- [Problem]:
Give the number of lines in the records below that include "this", and nothing more.

[Dataset records]

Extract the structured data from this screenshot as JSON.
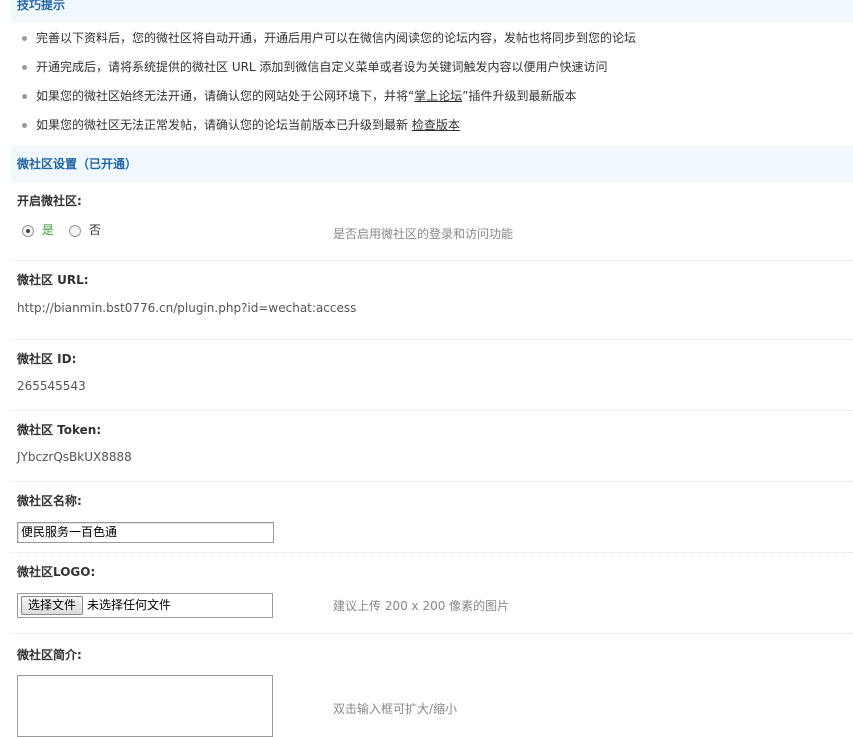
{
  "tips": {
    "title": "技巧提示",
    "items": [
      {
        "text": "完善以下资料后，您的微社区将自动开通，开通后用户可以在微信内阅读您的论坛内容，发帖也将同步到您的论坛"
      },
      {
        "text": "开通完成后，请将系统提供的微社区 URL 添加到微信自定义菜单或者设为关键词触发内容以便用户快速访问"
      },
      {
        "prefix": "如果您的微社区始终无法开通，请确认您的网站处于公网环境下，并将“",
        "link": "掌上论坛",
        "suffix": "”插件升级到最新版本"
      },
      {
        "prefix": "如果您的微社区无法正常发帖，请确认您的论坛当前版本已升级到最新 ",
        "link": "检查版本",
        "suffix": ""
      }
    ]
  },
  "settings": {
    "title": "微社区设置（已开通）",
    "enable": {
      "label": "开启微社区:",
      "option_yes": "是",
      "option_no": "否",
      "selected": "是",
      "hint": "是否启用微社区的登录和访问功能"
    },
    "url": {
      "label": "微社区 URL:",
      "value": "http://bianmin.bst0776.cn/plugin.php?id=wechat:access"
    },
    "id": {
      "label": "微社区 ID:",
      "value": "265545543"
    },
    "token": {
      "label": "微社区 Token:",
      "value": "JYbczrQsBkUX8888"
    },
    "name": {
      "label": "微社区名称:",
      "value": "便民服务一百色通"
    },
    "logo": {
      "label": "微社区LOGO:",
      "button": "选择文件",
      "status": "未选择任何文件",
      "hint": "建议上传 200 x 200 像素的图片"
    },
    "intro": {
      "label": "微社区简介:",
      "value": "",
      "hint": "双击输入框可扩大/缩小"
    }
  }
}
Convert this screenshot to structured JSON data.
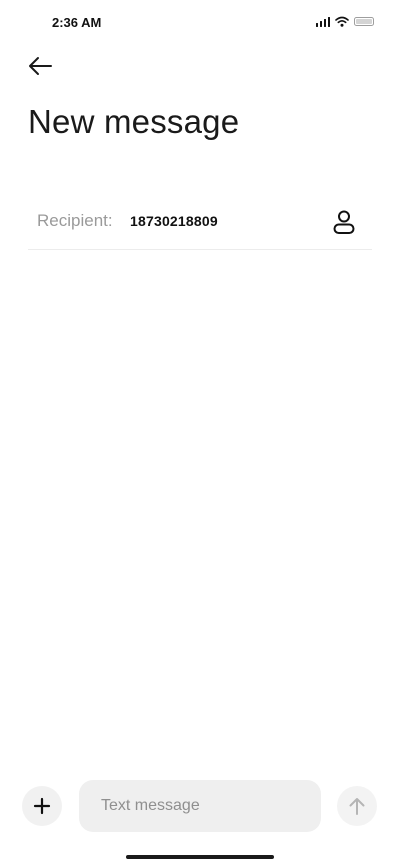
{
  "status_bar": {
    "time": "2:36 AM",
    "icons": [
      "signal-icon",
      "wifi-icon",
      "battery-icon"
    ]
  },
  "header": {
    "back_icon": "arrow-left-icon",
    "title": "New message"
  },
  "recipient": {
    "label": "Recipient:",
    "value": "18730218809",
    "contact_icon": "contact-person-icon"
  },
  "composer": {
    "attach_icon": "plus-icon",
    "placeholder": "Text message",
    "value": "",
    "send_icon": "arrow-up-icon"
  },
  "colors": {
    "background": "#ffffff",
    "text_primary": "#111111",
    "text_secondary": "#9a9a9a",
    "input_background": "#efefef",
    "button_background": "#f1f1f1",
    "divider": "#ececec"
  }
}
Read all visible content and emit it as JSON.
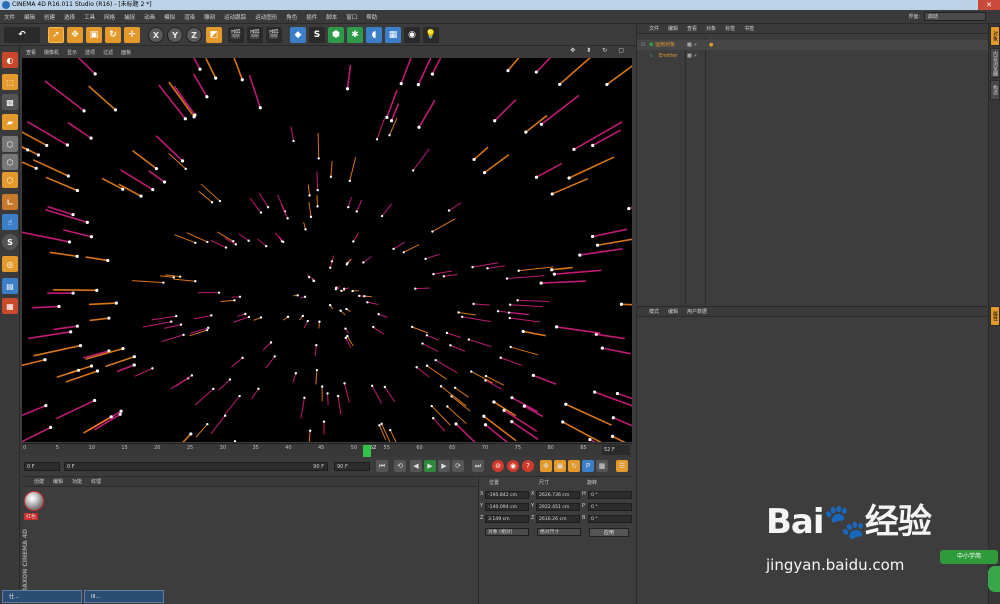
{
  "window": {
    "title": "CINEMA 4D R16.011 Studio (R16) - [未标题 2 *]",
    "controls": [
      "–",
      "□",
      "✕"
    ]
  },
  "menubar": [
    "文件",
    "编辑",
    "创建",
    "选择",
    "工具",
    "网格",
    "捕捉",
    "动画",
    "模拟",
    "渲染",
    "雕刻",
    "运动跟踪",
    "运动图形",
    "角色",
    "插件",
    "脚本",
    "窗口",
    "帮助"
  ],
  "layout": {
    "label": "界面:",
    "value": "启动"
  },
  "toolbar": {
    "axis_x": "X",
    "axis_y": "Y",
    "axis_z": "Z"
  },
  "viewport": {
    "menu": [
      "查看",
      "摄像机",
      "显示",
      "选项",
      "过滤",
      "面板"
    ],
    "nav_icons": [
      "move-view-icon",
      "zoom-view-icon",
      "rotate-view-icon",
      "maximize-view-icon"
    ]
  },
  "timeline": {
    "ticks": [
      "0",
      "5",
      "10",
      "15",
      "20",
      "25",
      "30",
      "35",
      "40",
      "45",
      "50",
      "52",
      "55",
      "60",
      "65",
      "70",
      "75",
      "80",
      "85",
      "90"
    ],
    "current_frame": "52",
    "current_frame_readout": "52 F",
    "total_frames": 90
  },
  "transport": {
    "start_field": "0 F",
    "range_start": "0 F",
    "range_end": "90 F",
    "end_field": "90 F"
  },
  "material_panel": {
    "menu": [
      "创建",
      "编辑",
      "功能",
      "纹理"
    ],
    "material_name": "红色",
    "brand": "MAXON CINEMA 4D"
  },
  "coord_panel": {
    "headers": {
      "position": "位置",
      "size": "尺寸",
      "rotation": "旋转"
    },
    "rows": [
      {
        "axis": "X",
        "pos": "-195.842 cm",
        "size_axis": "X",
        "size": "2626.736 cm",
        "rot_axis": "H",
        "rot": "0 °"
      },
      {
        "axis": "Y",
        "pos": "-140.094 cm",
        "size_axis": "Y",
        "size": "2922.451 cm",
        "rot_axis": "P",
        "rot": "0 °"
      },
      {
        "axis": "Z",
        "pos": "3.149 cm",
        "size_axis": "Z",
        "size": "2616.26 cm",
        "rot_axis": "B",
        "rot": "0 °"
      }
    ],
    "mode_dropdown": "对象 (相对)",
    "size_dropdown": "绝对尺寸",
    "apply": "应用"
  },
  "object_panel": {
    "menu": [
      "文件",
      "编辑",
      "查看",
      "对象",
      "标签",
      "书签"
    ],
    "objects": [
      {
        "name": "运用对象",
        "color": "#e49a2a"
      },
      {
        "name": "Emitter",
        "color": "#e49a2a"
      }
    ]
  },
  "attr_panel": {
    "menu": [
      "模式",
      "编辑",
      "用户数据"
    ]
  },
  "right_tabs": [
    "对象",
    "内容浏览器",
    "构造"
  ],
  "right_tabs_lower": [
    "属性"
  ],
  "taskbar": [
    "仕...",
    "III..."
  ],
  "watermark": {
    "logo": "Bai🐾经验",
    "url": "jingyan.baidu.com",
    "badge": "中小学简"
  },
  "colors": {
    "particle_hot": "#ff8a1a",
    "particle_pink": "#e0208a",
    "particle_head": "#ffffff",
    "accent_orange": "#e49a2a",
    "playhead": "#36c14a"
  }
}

- [Written answer]:
2